[Stored records]

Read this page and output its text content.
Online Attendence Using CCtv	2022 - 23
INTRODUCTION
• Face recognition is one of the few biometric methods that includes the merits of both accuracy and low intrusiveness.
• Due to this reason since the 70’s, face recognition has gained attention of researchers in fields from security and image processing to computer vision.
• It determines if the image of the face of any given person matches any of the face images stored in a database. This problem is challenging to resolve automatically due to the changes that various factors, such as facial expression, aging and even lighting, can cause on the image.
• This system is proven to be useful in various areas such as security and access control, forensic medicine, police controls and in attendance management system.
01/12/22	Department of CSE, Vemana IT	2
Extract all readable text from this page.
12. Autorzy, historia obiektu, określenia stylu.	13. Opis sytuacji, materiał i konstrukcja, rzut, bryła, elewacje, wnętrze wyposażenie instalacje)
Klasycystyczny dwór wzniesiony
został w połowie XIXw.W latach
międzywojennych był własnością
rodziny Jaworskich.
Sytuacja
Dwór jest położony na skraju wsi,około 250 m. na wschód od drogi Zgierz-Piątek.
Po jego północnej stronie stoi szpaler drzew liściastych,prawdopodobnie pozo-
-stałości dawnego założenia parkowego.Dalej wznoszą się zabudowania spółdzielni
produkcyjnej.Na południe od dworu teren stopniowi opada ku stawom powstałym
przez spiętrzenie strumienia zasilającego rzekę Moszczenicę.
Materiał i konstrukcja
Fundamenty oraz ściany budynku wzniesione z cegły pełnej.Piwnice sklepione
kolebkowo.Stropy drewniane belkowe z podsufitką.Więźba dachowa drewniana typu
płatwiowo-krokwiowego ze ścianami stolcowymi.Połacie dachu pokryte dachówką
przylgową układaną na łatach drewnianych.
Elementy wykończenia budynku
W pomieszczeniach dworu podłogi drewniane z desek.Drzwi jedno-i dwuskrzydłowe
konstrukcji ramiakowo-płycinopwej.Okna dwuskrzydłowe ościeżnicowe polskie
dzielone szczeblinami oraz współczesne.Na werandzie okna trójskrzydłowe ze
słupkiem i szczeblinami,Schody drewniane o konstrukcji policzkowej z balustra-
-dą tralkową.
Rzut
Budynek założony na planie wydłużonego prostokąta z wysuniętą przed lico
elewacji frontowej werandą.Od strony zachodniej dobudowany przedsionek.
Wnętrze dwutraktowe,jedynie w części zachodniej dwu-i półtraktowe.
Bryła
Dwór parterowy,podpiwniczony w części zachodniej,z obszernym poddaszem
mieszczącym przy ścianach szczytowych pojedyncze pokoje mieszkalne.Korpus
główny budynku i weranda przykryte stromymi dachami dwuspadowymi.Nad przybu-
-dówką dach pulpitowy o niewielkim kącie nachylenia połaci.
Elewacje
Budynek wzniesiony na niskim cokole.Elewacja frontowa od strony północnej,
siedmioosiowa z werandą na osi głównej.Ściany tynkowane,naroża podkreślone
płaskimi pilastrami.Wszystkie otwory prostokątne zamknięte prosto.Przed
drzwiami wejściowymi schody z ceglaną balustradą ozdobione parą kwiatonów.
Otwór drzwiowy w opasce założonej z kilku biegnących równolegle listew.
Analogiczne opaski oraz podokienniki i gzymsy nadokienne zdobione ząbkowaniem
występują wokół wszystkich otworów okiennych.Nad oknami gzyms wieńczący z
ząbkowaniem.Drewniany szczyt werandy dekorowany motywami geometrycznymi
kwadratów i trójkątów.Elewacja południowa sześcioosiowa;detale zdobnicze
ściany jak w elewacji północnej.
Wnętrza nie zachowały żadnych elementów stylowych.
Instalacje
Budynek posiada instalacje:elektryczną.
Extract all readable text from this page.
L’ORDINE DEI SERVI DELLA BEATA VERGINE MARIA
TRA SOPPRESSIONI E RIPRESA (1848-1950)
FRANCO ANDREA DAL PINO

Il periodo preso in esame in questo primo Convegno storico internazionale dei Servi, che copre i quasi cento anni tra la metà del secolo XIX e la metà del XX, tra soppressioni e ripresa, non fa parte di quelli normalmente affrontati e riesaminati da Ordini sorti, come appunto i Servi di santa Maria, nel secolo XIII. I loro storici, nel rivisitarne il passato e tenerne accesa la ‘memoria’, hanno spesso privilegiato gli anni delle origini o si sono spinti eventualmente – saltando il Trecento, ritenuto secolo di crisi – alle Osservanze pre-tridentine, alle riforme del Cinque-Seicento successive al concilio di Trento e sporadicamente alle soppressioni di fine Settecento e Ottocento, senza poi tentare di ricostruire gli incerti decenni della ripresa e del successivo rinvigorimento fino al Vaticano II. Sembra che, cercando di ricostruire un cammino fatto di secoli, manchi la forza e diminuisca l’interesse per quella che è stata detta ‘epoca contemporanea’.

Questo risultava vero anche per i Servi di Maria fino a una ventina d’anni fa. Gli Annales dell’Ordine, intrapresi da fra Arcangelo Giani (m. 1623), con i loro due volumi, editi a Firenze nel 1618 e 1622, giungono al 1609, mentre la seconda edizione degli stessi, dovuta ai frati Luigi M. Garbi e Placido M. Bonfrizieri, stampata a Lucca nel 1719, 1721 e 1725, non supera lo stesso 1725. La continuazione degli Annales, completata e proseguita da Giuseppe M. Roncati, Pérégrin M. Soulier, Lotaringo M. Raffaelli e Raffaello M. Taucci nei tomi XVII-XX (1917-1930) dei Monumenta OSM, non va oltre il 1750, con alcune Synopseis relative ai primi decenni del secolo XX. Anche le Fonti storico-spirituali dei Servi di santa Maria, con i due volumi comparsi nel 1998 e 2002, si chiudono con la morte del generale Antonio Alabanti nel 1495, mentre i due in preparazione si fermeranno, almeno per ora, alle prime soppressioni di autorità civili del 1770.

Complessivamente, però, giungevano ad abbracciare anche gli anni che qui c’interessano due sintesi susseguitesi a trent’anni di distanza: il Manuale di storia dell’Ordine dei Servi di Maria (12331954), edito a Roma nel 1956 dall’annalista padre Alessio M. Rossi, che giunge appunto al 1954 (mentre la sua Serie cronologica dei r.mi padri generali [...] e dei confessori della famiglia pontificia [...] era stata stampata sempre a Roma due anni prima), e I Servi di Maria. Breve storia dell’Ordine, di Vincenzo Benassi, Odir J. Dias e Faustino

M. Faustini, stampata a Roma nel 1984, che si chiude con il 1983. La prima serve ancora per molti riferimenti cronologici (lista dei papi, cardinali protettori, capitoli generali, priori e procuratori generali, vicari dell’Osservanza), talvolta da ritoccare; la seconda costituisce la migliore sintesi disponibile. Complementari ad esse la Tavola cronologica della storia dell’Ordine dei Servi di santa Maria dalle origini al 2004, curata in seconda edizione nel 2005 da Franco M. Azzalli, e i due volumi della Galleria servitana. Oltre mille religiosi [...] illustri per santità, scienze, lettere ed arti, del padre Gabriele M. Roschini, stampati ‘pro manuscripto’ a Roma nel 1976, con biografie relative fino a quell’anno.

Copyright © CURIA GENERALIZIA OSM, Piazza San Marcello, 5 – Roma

Written task » Each line of the listing above should be output exactly.

Answer to this exercise »
Read this page and output its text content.
Online Attendence Using CCtv	2022 - 23
INTRODUCTION
• Face recognition is one of the few biometric methods that includes the merits of both accuracy and low intrusiveness.
• Due to this reason since the 70’s, face recognition has gained attention of researchers in fields from security and image processing to computer vision.
• It determines if the image of the face of any given person matches any of the face images stored in a database. This problem is challenging to resolve automatically due to the changes that various factors, such as facial expression, aging and even lighting, can cause on the image.
• This system is proven to be useful in various areas such as security and access control, forensic medicine, police controls and in attendance management system.
01/12/22	Department of CSE, Vemana IT	2
Extract all readable text from this page.
12. Autorzy, historia obiektu, określenia stylu.	13. Opis sytuacji, materiał i konstrukcja, rzut, bryła, elewacje, wnętrze wyposażenie instalacje)
Klasycystyczny dwór wzniesiony
został w połowie XIXw.W latach
międzywojennych był własnością
rodziny Jaworskich.
Sytuacja
Dwór jest położony na skraju wsi,około 250 m. na wschód od drogi Zgierz-Piątek.
Po jego północnej stronie stoi szpaler drzew liściastych,prawdopodobnie pozo-
-stałości dawnego założenia parkowego.Dalej wznoszą się zabudowania spółdzielni
produkcyjnej.Na południe od dworu teren stopniowi opada ku stawom powstałym
przez spiętrzenie strumienia zasilającego rzekę Moszczenicę.
Materiał i konstrukcja
Fundamenty oraz ściany budynku wzniesione z cegły pełnej.Piwnice sklepione
kolebkowo.Stropy drewniane belkowe z podsufitką.Więźba dachowa drewniana typu
płatwiowo-krokwiowego ze ścianami stolcowymi.Połacie dachu pokryte dachówką
przylgową układaną na łatach drewnianych.
Elementy wykończenia budynku
W pomieszczeniach dworu podłogi drewniane z desek.Drzwi jedno-i dwuskrzydłowe
konstrukcji ramiakowo-płycinopwej.Okna dwuskrzydłowe ościeżnicowe polskie
dzielone szczeblinami oraz współczesne.Na werandzie okna trójskrzydłowe ze
słupkiem i szczeblinami,Schody drewniane o konstrukcji policzkowej z balustra-
-dą tralkową.
Rzut
Budynek założony na planie wydłużonego prostokąta z wysuniętą przed lico
elewacji frontowej werandą.Od strony zachodniej dobudowany przedsionek.
Wnętrze dwutraktowe,jedynie w części zachodniej dwu-i półtraktowe.
Bryła
Dwór parterowy,podpiwniczony w części zachodniej,z obszernym poddaszem
mieszczącym przy ścianach szczytowych pojedyncze pokoje mieszkalne.Korpus
główny budynku i weranda przykryte stromymi dachami dwuspadowymi.Nad przybu-
-dówką dach pulpitowy o niewielkim kącie nachylenia połaci.
Elewacje
Budynek wzniesiony na niskim cokole.Elewacja frontowa od strony północnej,
siedmioosiowa z werandą na osi głównej.Ściany tynkowane,naroża podkreślone
płaskimi pilastrami.Wszystkie otwory prostokątne zamknięte prosto.Przed
drzwiami wejściowymi schody z ceglaną balustradą ozdobione parą kwiatonów.
Otwór drzwiowy w opasce założonej z kilku biegnących równolegle listew.
Analogiczne opaski oraz podokienniki i gzymsy nadokienne zdobione ząbkowaniem
występują wokół wszystkich otworów okiennych.Nad oknami gzyms wieńczący z
ząbkowaniem.Drewniany szczyt werandy dekorowany motywami geometrycznymi
kwadratów i trójkątów.Elewacja południowa sześcioosiowa;detale zdobnicze
ściany jak w elewacji północnej.
Wnętrza nie zachowały żadnych elementów stylowych.
Instalacje
Budynek posiada instalacje:elektryczną.
Extract all readable text from this page.
L’ORDINE DEI SERVI DELLA BEATA VERGINE MARIA
TRA SOPPRESSIONI E RIPRESA (1848-1950)
FRANCO ANDREA DAL PINO

Il periodo preso in esame in questo primo Convegno storico internazionale dei Servi, che copre i quasi cento anni tra la metà del secolo XIX e la metà del XX, tra soppressioni e ripresa, non fa parte di quelli normalmente affrontati e riesaminati da Ordini sorti, come appunto i Servi di santa Maria, nel secolo XIII. I loro storici, nel rivisitarne il passato e tenerne accesa la ‘memoria’, hanno spesso privilegiato gli anni delle origini o si sono spinti eventualmente – saltando il Trecento, ritenuto secolo di crisi – alle Osservanze pre-tridentine, alle riforme del Cinque-Seicento successive al concilio di Trento e sporadicamente alle soppressioni di fine Settecento e Ottocento, senza poi tentare di ricostruire gli incerti decenni della ripresa e del successivo rinvigorimento fino al Vaticano II. Sembra che, cercando di ricostruire un cammino fatto di secoli, manchi la forza e diminuisca l’interesse per quella che è stata detta ‘epoca contemporanea’.

Questo risultava vero anche per i Servi di Maria fino a una ventina d’anni fa. Gli Annales dell’Ordine, intrapresi da fra Arcangelo Giani (m. 1623), con i loro due volumi, editi a Firenze nel 1618 e 1622, giungono al 1609, mentre la seconda edizione degli stessi, dovuta ai frati Luigi M. Garbi e Placido M. Bonfrizieri, stampata a Lucca nel 1719, 1721 e 1725, non supera lo stesso 1725. La continuazione degli Annales, completata e proseguita da Giuseppe M. Roncati, Pérégrin M. Soulier, Lotaringo M. Raffaelli e Raffaello M. Taucci nei tomi XVII-XX (1917-1930) dei Monumenta OSM, non va oltre il 1750, con alcune Synopseis relative ai primi decenni del secolo XX. Anche le Fonti storico-spirituali dei Servi di santa Maria, con i due volumi comparsi nel 1998 e 2002, si chiudono con la morte del generale Antonio Alabanti nel 1495, mentre i due in preparazione si fermeranno, almeno per ora, alle prime soppressioni di autorità civili del 1770.

Complessivamente, però, giungevano ad abbracciare anche gli anni che qui c’interessano due sintesi susseguitesi a trent’anni di distanza: il Manuale di storia dell’Ordine dei Servi di Maria (12331954), edito a Roma nel 1956 dall’annalista padre Alessio M. Rossi, che giunge appunto al 1954 (mentre la sua Serie cronologica dei r.mi padri generali [...] e dei confessori della famiglia pontificia [...] era stata stampata sempre a Roma due anni prima), e I Servi di Maria. Breve storia dell’Ordine, di Vincenzo Benassi, Odir J. Dias e Faustino

M. Faustini, stampata a Roma nel 1984, che si chiude con il 1983. La prima serve ancora per molti riferimenti cronologici (lista dei papi, cardinali protettori, capitoli generali, priori e procuratori generali, vicari dell’Osservanza), talvolta da ritoccare; la seconda costituisce la migliore sintesi disponibile. Complementari ad esse la Tavola cronologica della storia dell’Ordine dei Servi di santa Maria dalle origini al 2004, curata in seconda edizione nel 2005 da Franco M. Azzalli, e i due volumi della Galleria servitana. Oltre mille religiosi [...] illustri per santità, scienze, lettere ed arti, del padre Gabriele M. Roschini, stampati ‘pro manuscripto’ a Roma nel 1976, con biografie relative fino a quell’anno.

Copyright © CURIA GENERALIZIA OSM, Piazza San Marcello, 5 – Roma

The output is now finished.